Figure content listings:
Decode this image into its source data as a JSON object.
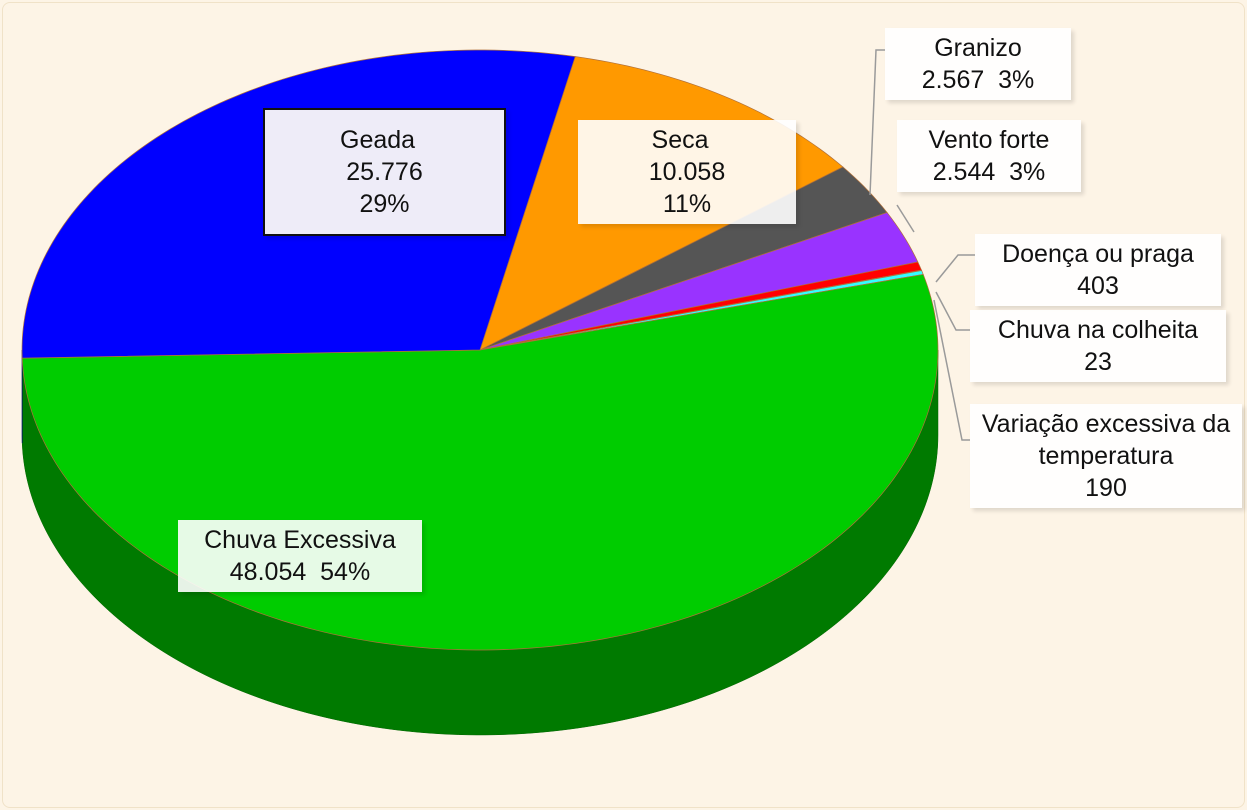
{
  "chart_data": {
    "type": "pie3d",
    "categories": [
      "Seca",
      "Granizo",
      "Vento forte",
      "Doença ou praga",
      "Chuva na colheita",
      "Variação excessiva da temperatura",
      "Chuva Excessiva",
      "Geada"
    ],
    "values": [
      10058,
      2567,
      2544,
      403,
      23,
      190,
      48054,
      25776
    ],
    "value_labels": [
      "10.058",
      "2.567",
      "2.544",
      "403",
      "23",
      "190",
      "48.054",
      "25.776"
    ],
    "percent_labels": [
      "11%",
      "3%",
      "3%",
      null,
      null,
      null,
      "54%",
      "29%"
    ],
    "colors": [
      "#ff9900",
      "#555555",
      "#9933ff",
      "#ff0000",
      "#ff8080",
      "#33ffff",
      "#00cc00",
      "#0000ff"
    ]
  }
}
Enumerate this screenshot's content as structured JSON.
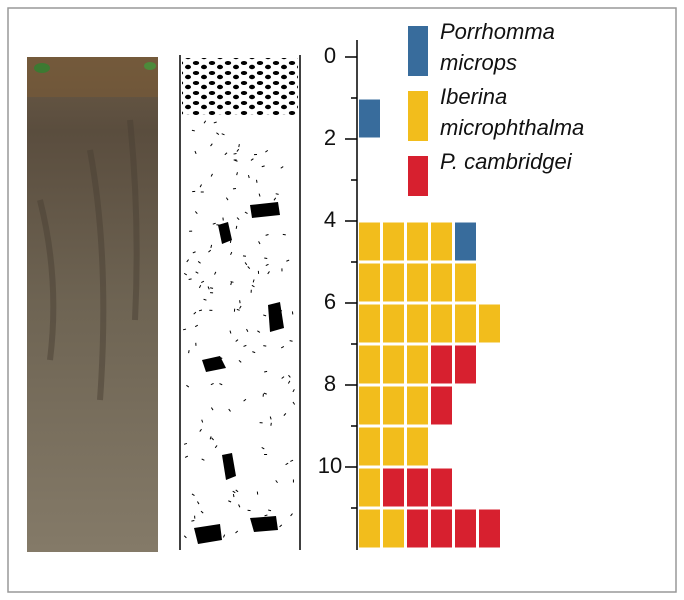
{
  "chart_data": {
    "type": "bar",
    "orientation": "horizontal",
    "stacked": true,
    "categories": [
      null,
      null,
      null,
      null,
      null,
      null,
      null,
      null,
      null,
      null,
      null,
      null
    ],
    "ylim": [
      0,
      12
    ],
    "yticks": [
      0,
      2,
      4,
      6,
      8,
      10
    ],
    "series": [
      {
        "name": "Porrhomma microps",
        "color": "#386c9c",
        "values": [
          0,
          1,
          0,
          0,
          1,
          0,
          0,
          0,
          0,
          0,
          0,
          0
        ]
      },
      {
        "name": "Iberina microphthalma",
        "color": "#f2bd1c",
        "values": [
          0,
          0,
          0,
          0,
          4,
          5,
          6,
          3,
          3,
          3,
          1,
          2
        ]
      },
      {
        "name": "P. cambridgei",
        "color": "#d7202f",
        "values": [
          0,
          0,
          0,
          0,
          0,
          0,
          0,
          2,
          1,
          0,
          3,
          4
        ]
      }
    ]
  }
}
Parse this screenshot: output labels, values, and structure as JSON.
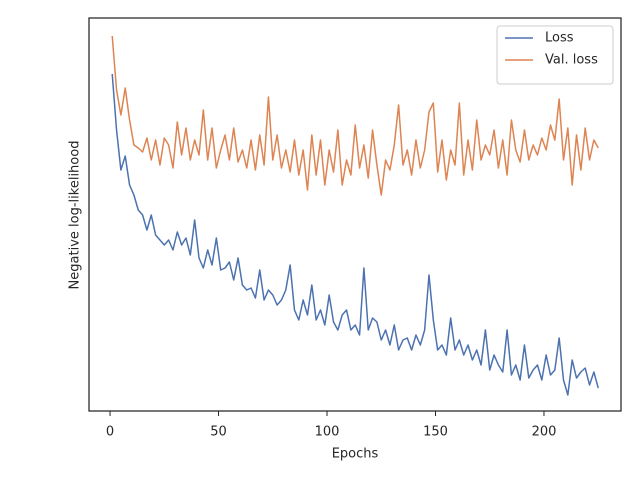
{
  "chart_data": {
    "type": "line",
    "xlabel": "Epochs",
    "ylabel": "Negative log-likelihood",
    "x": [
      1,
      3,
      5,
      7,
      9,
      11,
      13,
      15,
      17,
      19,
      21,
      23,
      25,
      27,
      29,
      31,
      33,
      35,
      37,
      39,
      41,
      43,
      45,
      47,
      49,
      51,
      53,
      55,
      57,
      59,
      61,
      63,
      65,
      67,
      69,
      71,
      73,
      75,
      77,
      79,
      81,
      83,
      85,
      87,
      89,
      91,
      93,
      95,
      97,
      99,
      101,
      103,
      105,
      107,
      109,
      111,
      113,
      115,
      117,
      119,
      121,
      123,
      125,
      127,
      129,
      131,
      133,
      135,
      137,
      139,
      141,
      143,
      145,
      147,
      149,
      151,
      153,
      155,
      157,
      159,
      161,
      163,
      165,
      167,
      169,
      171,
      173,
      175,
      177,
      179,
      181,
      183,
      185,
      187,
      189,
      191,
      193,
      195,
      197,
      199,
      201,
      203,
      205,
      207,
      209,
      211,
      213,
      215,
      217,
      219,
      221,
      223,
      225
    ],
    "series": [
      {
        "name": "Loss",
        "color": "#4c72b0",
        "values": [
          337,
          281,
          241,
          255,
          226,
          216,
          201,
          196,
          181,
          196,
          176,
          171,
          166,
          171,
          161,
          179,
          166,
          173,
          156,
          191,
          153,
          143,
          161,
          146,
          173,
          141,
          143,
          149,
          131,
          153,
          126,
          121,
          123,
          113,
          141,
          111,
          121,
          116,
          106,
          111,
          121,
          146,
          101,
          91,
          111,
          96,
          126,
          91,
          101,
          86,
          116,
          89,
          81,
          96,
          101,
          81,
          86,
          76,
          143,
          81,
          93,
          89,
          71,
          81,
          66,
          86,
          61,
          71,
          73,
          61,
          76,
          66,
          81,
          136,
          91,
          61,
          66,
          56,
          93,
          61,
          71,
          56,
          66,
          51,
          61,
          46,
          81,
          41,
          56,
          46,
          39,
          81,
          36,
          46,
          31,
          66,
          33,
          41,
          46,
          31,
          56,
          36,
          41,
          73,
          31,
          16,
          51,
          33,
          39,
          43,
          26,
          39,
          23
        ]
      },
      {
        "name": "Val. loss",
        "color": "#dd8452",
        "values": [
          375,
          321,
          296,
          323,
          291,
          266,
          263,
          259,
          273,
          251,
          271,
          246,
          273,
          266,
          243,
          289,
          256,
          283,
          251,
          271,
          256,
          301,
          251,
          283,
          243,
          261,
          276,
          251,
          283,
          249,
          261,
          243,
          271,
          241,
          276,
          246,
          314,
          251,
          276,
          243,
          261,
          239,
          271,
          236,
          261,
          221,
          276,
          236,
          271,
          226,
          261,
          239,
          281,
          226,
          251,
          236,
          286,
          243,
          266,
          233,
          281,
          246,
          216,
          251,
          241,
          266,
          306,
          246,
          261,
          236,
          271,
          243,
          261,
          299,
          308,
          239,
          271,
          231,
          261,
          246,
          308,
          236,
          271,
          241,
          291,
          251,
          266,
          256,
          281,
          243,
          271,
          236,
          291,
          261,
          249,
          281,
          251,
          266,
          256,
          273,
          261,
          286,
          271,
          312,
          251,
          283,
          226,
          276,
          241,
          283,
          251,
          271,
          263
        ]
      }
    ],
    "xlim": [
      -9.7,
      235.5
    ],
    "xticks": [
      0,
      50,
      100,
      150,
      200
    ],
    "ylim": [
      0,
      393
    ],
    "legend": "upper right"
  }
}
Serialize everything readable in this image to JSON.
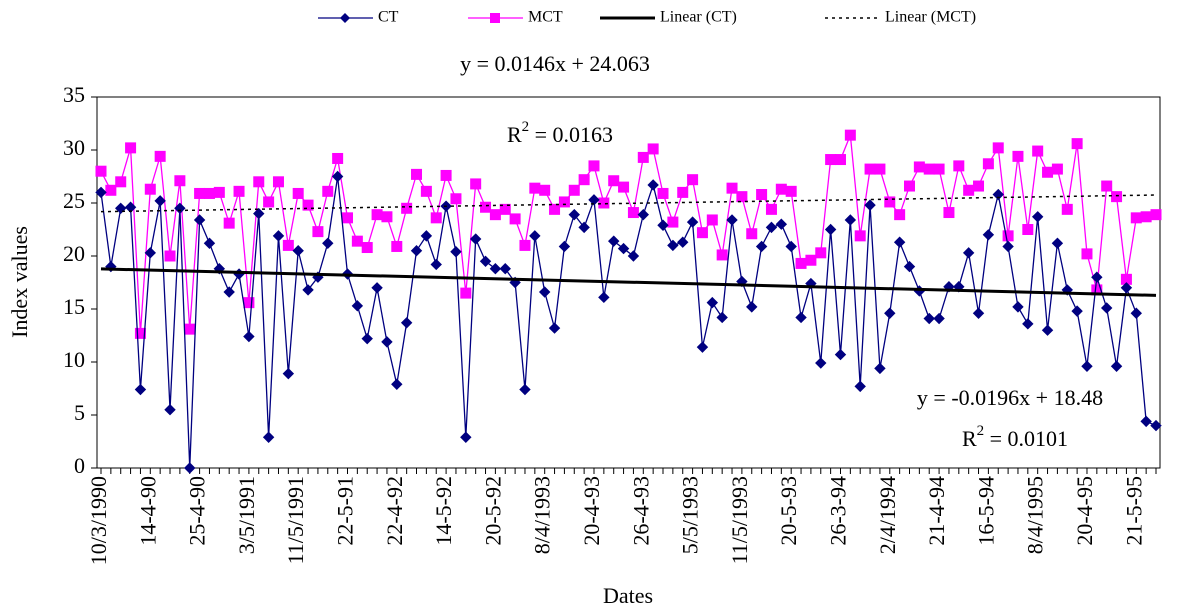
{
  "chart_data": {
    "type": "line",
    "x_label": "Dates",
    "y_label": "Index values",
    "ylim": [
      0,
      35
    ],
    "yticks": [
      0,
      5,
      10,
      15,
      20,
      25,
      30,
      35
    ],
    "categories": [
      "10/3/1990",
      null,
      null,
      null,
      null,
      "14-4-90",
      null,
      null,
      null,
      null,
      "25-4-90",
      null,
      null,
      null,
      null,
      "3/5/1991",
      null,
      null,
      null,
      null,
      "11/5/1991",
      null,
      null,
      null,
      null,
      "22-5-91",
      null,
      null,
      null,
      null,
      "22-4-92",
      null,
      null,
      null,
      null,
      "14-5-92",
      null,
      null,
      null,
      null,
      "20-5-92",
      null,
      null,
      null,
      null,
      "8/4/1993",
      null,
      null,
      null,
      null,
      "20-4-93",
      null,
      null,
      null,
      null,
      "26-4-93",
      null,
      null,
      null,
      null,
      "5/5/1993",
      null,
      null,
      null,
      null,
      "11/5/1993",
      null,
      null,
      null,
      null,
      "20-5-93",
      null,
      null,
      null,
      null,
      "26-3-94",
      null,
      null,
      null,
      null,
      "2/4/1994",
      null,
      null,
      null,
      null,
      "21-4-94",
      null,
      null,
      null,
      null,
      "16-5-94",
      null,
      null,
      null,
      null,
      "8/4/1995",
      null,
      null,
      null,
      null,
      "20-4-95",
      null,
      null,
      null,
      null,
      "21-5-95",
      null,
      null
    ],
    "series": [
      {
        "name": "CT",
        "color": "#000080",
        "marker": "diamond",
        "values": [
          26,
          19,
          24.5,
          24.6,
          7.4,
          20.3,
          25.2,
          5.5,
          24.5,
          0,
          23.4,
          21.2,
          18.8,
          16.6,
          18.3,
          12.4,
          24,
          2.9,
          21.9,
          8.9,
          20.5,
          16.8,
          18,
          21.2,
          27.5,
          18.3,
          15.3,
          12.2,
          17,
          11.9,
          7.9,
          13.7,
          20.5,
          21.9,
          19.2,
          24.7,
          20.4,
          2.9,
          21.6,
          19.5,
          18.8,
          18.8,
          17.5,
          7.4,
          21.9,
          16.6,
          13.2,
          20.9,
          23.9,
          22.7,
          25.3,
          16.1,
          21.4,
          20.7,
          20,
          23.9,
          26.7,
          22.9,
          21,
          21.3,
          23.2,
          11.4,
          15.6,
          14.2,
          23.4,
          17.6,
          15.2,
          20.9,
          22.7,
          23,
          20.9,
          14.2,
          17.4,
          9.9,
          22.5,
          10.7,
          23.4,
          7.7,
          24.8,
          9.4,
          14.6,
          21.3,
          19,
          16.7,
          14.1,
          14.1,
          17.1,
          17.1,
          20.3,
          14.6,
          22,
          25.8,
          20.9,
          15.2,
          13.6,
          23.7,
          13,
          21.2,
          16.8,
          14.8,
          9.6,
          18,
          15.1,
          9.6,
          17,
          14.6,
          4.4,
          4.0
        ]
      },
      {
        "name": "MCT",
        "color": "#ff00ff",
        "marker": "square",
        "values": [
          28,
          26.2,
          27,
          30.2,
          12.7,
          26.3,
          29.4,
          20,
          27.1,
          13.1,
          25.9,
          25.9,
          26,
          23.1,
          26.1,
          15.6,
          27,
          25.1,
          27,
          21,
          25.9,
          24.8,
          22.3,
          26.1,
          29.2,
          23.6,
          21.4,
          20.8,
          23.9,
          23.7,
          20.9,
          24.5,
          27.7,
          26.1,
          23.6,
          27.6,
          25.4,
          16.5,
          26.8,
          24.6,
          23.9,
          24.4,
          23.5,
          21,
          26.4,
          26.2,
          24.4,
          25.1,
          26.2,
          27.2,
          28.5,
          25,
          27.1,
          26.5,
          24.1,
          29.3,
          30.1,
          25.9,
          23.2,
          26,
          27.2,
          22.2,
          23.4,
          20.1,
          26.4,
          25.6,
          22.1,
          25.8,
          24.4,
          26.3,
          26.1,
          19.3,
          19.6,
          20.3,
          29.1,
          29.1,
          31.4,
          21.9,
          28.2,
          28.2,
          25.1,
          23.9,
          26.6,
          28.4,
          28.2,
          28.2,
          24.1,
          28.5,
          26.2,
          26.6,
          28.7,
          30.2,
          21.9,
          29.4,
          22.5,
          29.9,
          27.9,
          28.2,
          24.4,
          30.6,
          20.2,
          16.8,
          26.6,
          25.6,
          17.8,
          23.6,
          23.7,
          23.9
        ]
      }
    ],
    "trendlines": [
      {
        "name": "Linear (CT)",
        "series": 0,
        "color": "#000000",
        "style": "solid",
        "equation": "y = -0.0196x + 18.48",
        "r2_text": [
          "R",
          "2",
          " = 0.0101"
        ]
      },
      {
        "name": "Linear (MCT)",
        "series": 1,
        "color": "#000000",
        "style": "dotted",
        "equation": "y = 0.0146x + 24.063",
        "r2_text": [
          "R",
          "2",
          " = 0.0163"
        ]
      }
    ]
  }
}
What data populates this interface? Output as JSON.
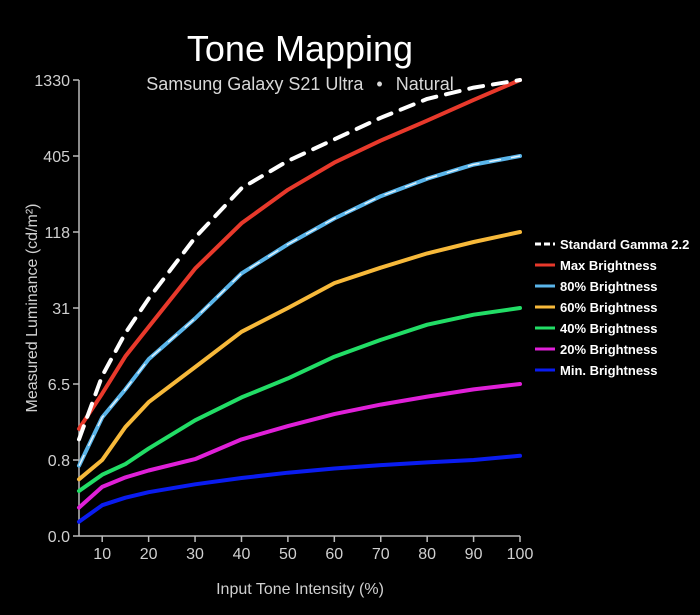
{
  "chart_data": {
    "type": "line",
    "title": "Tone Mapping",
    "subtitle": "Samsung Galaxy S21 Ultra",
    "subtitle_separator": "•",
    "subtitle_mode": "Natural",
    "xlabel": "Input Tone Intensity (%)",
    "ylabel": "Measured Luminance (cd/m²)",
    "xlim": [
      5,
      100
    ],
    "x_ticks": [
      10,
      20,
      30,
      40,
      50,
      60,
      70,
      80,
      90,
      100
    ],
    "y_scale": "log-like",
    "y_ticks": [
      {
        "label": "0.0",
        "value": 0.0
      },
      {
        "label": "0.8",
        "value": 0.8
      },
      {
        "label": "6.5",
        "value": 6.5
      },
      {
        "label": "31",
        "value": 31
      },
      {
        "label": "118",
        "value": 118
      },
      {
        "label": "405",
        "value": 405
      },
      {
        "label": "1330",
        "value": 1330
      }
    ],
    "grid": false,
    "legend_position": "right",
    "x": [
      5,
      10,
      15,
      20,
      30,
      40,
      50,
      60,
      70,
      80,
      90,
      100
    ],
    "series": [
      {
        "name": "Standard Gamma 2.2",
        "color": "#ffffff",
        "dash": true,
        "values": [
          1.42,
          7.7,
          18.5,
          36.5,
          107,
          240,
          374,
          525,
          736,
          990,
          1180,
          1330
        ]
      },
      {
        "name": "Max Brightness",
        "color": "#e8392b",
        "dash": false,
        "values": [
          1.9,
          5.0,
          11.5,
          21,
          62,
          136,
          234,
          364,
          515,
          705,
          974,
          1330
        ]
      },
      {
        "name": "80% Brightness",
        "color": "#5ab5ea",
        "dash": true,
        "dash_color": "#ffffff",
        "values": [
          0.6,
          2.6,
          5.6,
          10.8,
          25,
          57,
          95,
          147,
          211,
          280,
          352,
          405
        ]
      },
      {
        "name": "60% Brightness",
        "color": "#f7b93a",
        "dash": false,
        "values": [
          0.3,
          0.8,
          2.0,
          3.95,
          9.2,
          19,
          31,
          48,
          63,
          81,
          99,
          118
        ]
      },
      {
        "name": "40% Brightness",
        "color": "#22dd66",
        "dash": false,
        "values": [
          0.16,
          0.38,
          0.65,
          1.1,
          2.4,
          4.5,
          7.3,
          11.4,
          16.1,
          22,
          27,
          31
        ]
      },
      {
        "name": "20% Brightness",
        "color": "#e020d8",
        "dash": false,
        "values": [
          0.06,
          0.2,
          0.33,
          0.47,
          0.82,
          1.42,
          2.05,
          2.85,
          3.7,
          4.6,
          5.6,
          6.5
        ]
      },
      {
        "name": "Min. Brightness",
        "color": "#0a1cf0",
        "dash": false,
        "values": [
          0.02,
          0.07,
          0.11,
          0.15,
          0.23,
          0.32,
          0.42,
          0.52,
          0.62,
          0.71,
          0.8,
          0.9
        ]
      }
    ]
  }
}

:: YOUR TASK ::
Say how many lines contain "screenshot", and give nothing but that number.

:: ANSWER FOR THE TASK ::
2